Required work —
Find every line in the data below that contains the string "title" and copy each of those lines in full, matching case exactly.

Given information —
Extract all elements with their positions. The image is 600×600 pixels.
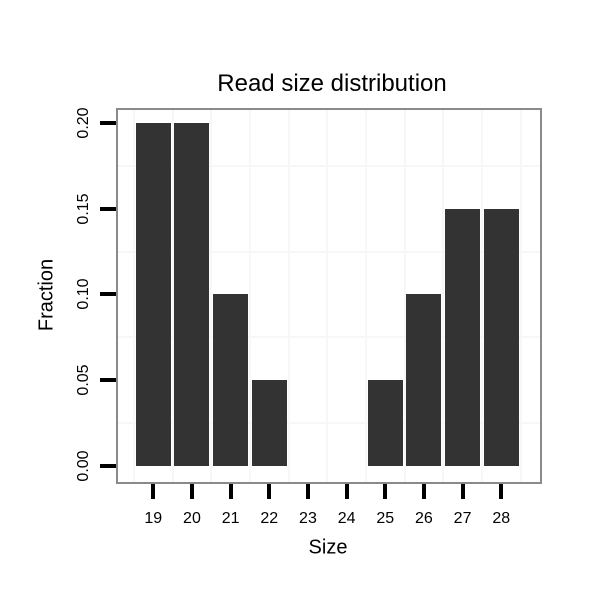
gridline-minor-vertical bbox=[442, 110, 445, 482]
y-axis-tick-label: 0.20 bbox=[75, 107, 92, 139]
bar-size-20 bbox=[174, 123, 210, 466]
gridline-minor-vertical bbox=[132, 110, 135, 482]
y-axis-tick-label: 0.10 bbox=[75, 278, 92, 310]
x-axis-tick bbox=[383, 484, 388, 499]
bar-size-27 bbox=[445, 208, 481, 466]
x-axis-tick bbox=[151, 484, 156, 499]
x-axis-tick bbox=[267, 484, 272, 499]
x-axis-tick-label: 28 bbox=[492, 510, 511, 527]
x-axis-tick bbox=[189, 484, 194, 499]
gridline-minor-vertical bbox=[480, 110, 483, 482]
gridline-minor-vertical bbox=[326, 110, 329, 482]
y-axis-title: Fraction bbox=[35, 258, 58, 332]
y-axis-tick bbox=[100, 292, 116, 297]
y-axis-tick bbox=[100, 206, 116, 211]
gridline-minor-horizontal bbox=[118, 336, 540, 339]
gridline-minor-vertical bbox=[171, 110, 174, 482]
y-axis-tick-label: 0.00 bbox=[75, 450, 92, 482]
bar-size-21 bbox=[213, 294, 249, 466]
x-axis-tick bbox=[344, 484, 349, 499]
x-axis-tick bbox=[460, 484, 465, 499]
bar-size-22 bbox=[251, 380, 287, 466]
gridline-minor-vertical bbox=[210, 110, 213, 482]
x-axis-tick bbox=[499, 484, 504, 499]
gridline-minor-vertical bbox=[519, 110, 522, 482]
chart-title: Read size distribution bbox=[217, 70, 447, 97]
gridline-minor-vertical bbox=[248, 110, 251, 482]
bar-size-28 bbox=[483, 208, 519, 466]
x-axis-title: Size bbox=[308, 536, 348, 559]
x-axis-tick-label: 23 bbox=[299, 510, 317, 527]
bar-size-25 bbox=[367, 380, 403, 466]
x-axis-tick-label: 27 bbox=[453, 510, 472, 527]
x-axis-tick bbox=[305, 484, 310, 499]
y-axis-tick-label: 0.15 bbox=[75, 193, 92, 225]
plot-panel bbox=[116, 108, 542, 484]
x-axis-tick-label: 26 bbox=[415, 510, 433, 527]
x-axis-tick-label: 25 bbox=[376, 510, 395, 527]
x-axis-tick-label: 24 bbox=[337, 510, 356, 527]
gridline-minor-horizontal bbox=[118, 421, 540, 424]
y-axis-tick-label: 0.05 bbox=[75, 364, 92, 396]
bar-size-19 bbox=[135, 123, 171, 466]
y-axis-tick bbox=[100, 121, 116, 125]
y-axis-tick bbox=[100, 378, 116, 383]
x-axis-tick-label: 22 bbox=[260, 510, 279, 527]
gridline-minor-vertical bbox=[287, 110, 290, 482]
y-axis-tick bbox=[100, 463, 116, 468]
gridline-minor-vertical bbox=[364, 110, 367, 482]
x-axis-tick-label: 21 bbox=[221, 510, 240, 527]
bar-size-26 bbox=[406, 294, 442, 466]
x-axis-tick bbox=[421, 484, 426, 499]
x-axis-tick-label: 19 bbox=[144, 510, 163, 527]
gridline-minor-horizontal bbox=[118, 250, 540, 253]
gridline-minor-vertical bbox=[403, 110, 406, 482]
x-axis-tick-label: 20 bbox=[183, 510, 201, 527]
gridline-minor-horizontal bbox=[118, 164, 540, 167]
x-axis-tick bbox=[228, 484, 233, 499]
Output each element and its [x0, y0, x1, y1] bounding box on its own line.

The solution —
y-axis-title: Fraction bbox=[35, 258, 58, 332]
chart-title: Read size distribution bbox=[217, 70, 447, 97]
x-axis-title: Size bbox=[308, 536, 348, 559]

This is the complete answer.